• [What to do]
Look through the data below. Show each line where the string "данных" occurs.
· · · · · · ·
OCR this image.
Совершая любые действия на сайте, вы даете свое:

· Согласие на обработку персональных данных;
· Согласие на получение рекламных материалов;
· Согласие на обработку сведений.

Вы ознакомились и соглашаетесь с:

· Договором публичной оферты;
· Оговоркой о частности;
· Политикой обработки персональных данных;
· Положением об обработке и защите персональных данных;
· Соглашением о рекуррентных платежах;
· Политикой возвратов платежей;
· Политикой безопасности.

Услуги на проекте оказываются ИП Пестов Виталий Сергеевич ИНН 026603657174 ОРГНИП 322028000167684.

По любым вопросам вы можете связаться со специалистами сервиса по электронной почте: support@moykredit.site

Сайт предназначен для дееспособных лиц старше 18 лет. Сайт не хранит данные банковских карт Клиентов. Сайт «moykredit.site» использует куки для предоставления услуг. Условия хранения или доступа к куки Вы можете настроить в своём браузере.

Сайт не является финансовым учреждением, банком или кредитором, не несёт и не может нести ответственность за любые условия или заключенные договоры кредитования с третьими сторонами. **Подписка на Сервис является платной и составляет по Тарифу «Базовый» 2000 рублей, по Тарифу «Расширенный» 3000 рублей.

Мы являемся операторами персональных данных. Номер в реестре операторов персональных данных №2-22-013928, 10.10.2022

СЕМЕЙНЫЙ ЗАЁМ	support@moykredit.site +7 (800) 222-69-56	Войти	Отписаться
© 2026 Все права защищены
· · · · · · ·
• [Finished answer]
· Согласие на обработку персональных данных;
· Политикой обработки персональных данных;
· Положением об обработке и защите персональных данных;
Мы являемся операторами персональных данных. Номер в реестре операторов персональных данных №2-22-013928, 10.10.2022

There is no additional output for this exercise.